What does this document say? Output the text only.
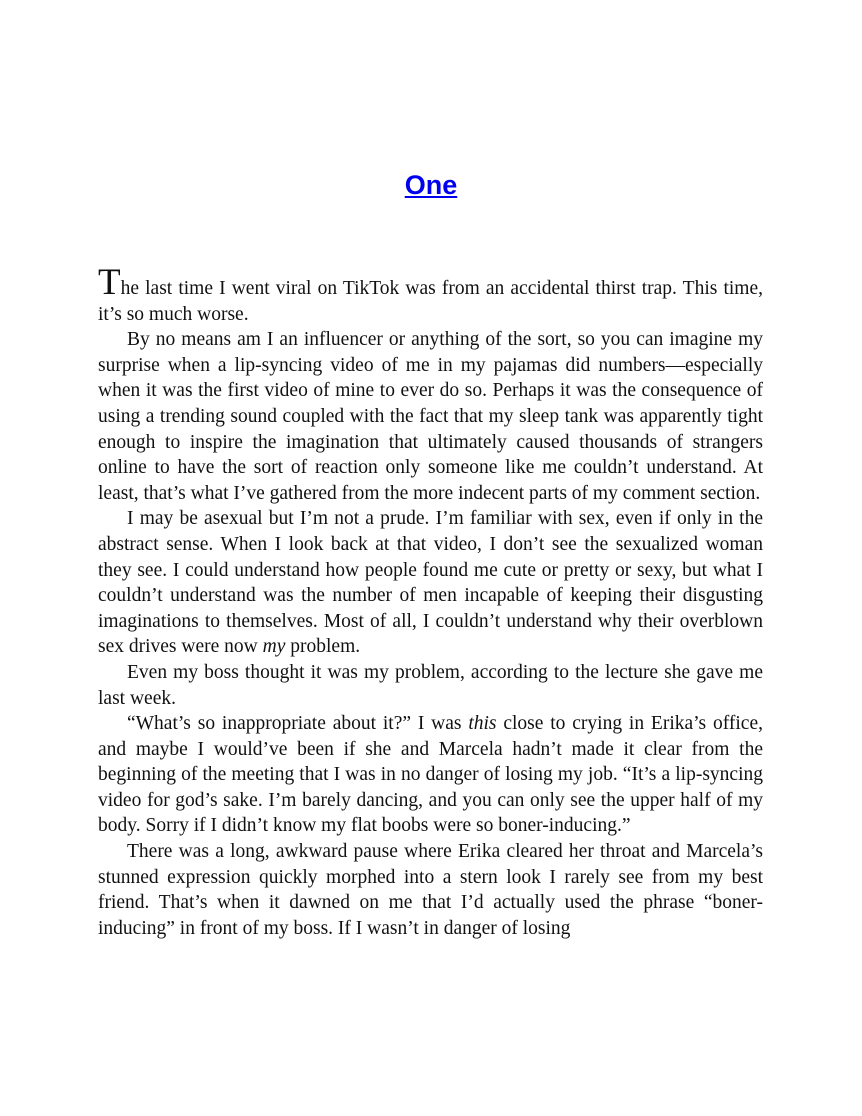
One

The last time I went viral on TikTok was from an accidental thirst trap. This time, it’s so much worse.

By no means am I an influencer or anything of the sort, so you can imagine my surprise when a lip-syncing video of me in my pajamas did numbers—especially when it was the first video of mine to ever do so. Perhaps it was the consequence of using a trending sound coupled with the fact that my sleep tank was apparently tight enough to inspire the imagination that ultimately caused thousands of strangers online to have the sort of reaction only someone like me couldn’t understand. At least, that’s what I’ve gathered from the more indecent parts of my comment section.

I may be asexual but I’m not a prude. I’m familiar with sex, even if only in the abstract sense. When I look back at that video, I don’t see the sexualized woman they see. I could understand how people found me cute or pretty or sexy, but what I couldn’t understand was the number of men incapable of keeping their disgusting imaginations to themselves. Most of all, I couldn’t understand why their overblown sex drives were now my problem.

Even my boss thought it was my problem, according to the lecture she gave me last week.

“What’s so inappropriate about it?” I was this close to crying in Erika’s office, and maybe I would’ve been if she and Marcela hadn’t made it clear from the beginning of the meeting that I was in no danger of losing my job. “It’s a lip-syncing video for god’s sake. I’m barely dancing, and you can only see the upper half of my body. Sorry if I didn’t know my flat boobs were so boner-inducing.”

There was a long, awkward pause where Erika cleared her throat and Marcela’s stunned expression quickly morphed into a stern look I rarely see from my best friend. That’s when it dawned on me that I’d actually used the phrase “boner-inducing” in front of my boss. If I wasn’t in danger of losing
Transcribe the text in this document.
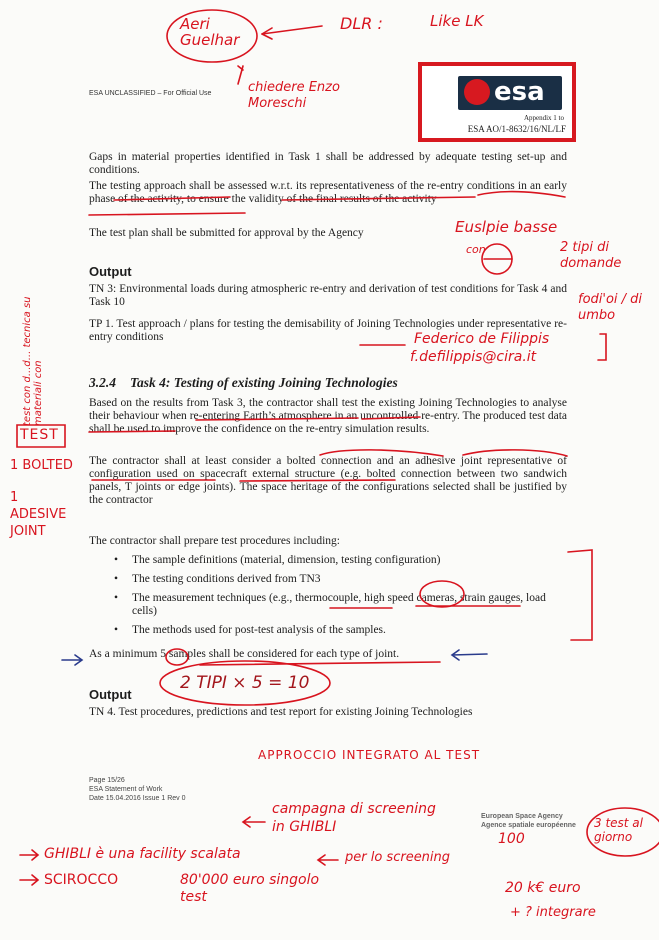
ESA UNCLASSIFIED – For Official Use	esa
Appendix 1 to
ESA AO/1-8632/16/NL/LF
Gaps in material properties identified in Task 1 shall be addressed by adequate testing set-up and conditions.
The testing approach shall be assessed w.r.t. its representativeness of the re-entry conditions in an early phase of the activity, to ensure the validity of the final results of the activity
The test plan shall be submitted for approval by the Agency
Output
TN 3: Environmental loads during atmospheric re-entry and derivation of test conditions for Task 4 and Task 10
TP 1. Test approach / plans for testing the demisability of Joining Technologies under representative re-entry conditions
3.2.4 Task 4: Testing of existing Joining Technologies
Based on the results from Task 3, the contractor shall test the existing Joining Technologies to analyse their behaviour when re-entering Earth’s atmosphere in an uncontrolled re-entry. The produced test data shall be used to improve the confidence on the re-entry simulation results.
The contractor shall at least consider a bolted connection and an adhesive joint representative of configuration used on spacecraft external structure (e.g. bolted connection between two sandwich panels, T joints or edge joints). The space heritage of the configurations selected shall be justified by the contractor
The contractor shall prepare test procedures including:
• The sample definitions (material, dimension, testing configuration)
• The testing conditions derived from TN3
• The measurement techniques (e.g., thermocouple, high speed cameras, strain gauges, load cells)
• The methods used for post-test analysis of the samples.
As a minimum 5 samples shall be considered for each type of joint.
Output
TN 4. Test procedures, predictions and test report for existing Joining Technologies
Page 15/26
ESA Statement of Work
Date 15.04.2016 Issue 1 Rev 0
European Space Agency
Agence spatiale européenne
Aeri Guelhar
DLR :	Like LK
chiedere Enzo Moreschi
Euslpie basse
con	2 tipi di domande
fodi'oi / di umbo
Federico de Filippis
f.defilippis@cira.it
test con d...d... tecnica su materiali con
TEST
1 BOLTED
1 ADESIVE JOINT
2 TIPI × 5 = 10
APPROCCIO INTEGRATO AL TEST
campagna di screening in GHIBLI
GHIBLI è una facility scalata	per lo screening
SCIROCCO	80'000 euro singolo test
100
3 test al giorno
20 k€ euro
+ ? integrare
+++
WHAT YOU SHOULD DO: Print the listing exactly, minus its pictures.

YOUR SOLUTION:
What does this document say? Output the text only.
One

The last time I went viral on TikTok was from an accidental thirst trap. This time, it’s so much worse.

By no means am I an influencer or anything of the sort, so you can imagine my surprise when a lip-syncing video of me in my pajamas did numbers—especially when it was the first video of mine to ever do so. Perhaps it was the consequence of using a trending sound coupled with the fact that my sleep tank was apparently tight enough to inspire the imagination that ultimately caused thousands of strangers online to have the sort of reaction only someone like me couldn’t understand. At least, that’s what I’ve gathered from the more indecent parts of my comment section.

I may be asexual but I’m not a prude. I’m familiar with sex, even if only in the abstract sense. When I look back at that video, I don’t see the sexualized woman they see. I could understand how people found me cute or pretty or sexy, but what I couldn’t understand was the number of men incapable of keeping their disgusting imaginations to themselves. Most of all, I couldn’t understand why their overblown sex drives were now my problem.

Even my boss thought it was my problem, according to the lecture she gave me last week.

“What’s so inappropriate about it?” I was this close to crying in Erika’s office, and maybe I would’ve been if she and Marcela hadn’t made it clear from the beginning of the meeting that I was in no danger of losing my job. “It’s a lip-syncing video for god’s sake. I’m barely dancing, and you can only see the upper half of my body. Sorry if I didn’t know my flat boobs were so boner-inducing.”

There was a long, awkward pause where Erika cleared her throat and Marcela’s stunned expression quickly morphed into a stern look I rarely see from my best friend. That’s when it dawned on me that I’d actually used the phrase “boner-inducing” in front of my boss. If I wasn’t in danger of losing
Transcribe the text in this document.
ESA UNCLASSIFIED – For Official Use	esa
Appendix 1 to
ESA AO/1-8632/16/NL/LF
Gaps in material properties identified in Task 1 shall be addressed by adequate testing set-up and conditions.
The testing approach shall be assessed w.r.t. its representativeness of the re-entry conditions in an early phase of the activity, to ensure the validity of the final results of the activity
The test plan shall be submitted for approval by the Agency
Output
TN 3: Environmental loads during atmospheric re-entry and derivation of test conditions for Task 4 and Task 10
TP 1. Test approach / plans for testing the demisability of Joining Technologies under representative re-entry conditions
3.2.4 Task 4: Testing of existing Joining Technologies
Based on the results from Task 3, the contractor shall test the existing Joining Technologies to analyse their behaviour when re-entering Earth’s atmosphere in an uncontrolled re-entry. The produced test data shall be used to improve the confidence on the re-entry simulation results.
The contractor shall at least consider a bolted connection and an adhesive joint representative of configuration used on spacecraft external structure (e.g. bolted connection between two sandwich panels, T joints or edge joints). The space heritage of the configurations selected shall be justified by the contractor
The contractor shall prepare test procedures including:
• The sample definitions (material, dimension, testing configuration)
• The testing conditions derived from TN3
• The measurement techniques (e.g., thermocouple, high speed cameras, strain gauges, load cells)
• The methods used for post-test analysis of the samples.
As a minimum 5 samples shall be considered for each type of joint.
Output
TN 4. Test procedures, predictions and test report for existing Joining Technologies
Page 15/26
ESA Statement of Work
Date 15.04.2016 Issue 1 Rev 0
European Space Agency
Agence spatiale européenne
Aeri Guelhar
DLR :	Like LK
chiedere Enzo Moreschi
Euslpie basse
con	2 tipi di domande
fodi'oi / di umbo
Federico de Filippis
f.defilippis@cira.it
test con d...d... tecnica su materiali con
TEST
1 BOLTED
1 ADESIVE JOINT
2 TIPI × 5 = 10
APPROCCIO INTEGRATO AL TEST
campagna di screening in GHIBLI
GHIBLI è una facility scalata	per lo screening
SCIROCCO	80'000 euro singolo test
100
3 test al giorno
20 k€ euro
+ ? integrare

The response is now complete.